Task directions >>
Repeat each record exactly as written, and drop any images.

Records supplied >>
==*==

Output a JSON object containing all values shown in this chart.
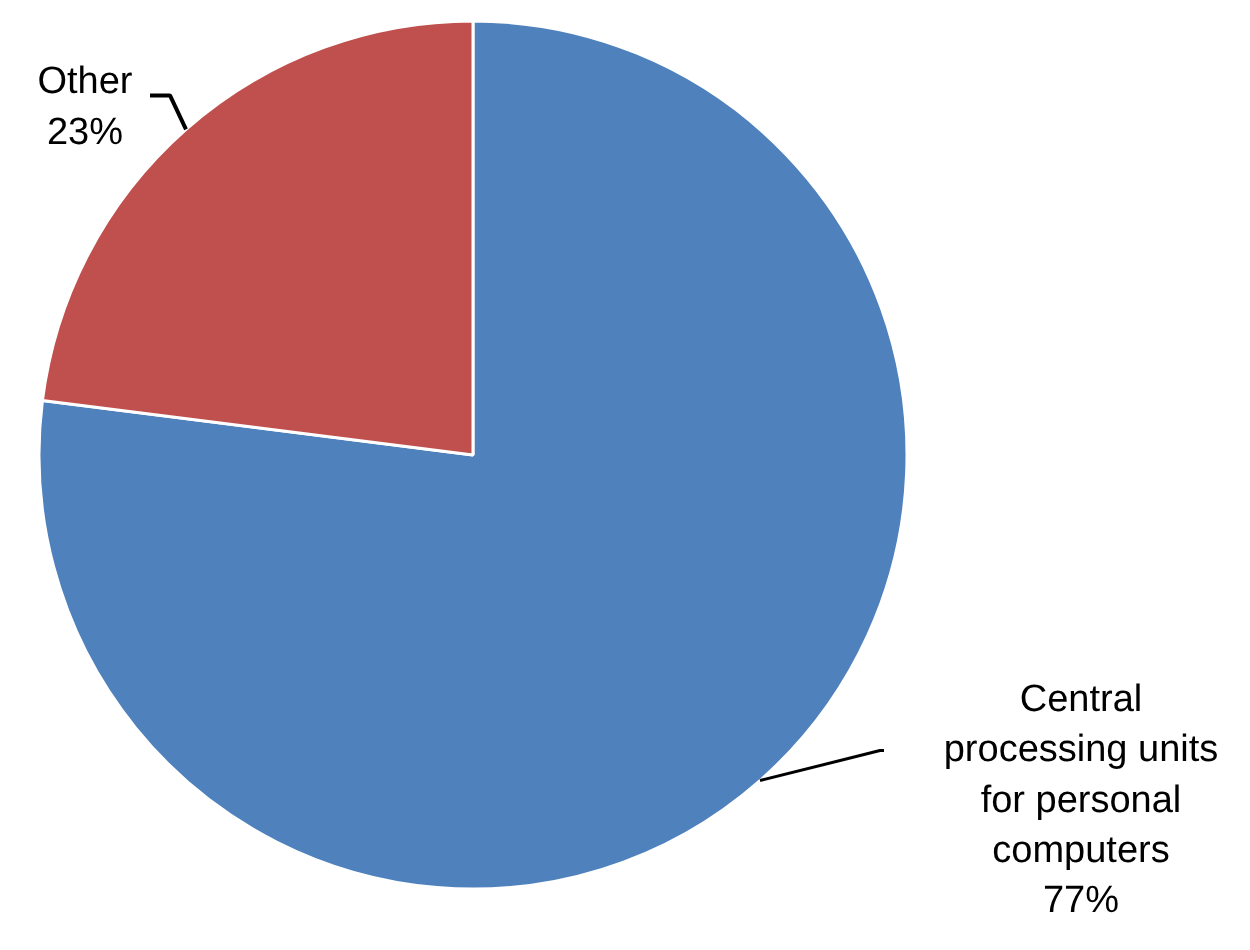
{
  "chart_data": {
    "type": "pie",
    "categories": [
      "Central processing units for personal computers",
      "Other"
    ],
    "values": [
      77,
      23
    ],
    "value_labels": [
      "77%",
      "23%"
    ],
    "colors": [
      "#4f81bd",
      "#c0504d"
    ]
  }
}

==*==

Response below >>
Output a JSON object containing all values shown in this chart.
{
  "chart_data": {
    "type": "pie",
    "categories": [
      "Central processing units for personal computers",
      "Other"
    ],
    "values": [
      77,
      23
    ],
    "value_labels": [
      "77%",
      "23%"
    ],
    "colors": [
      "#4f81bd",
      "#c0504d"
    ]
  }
}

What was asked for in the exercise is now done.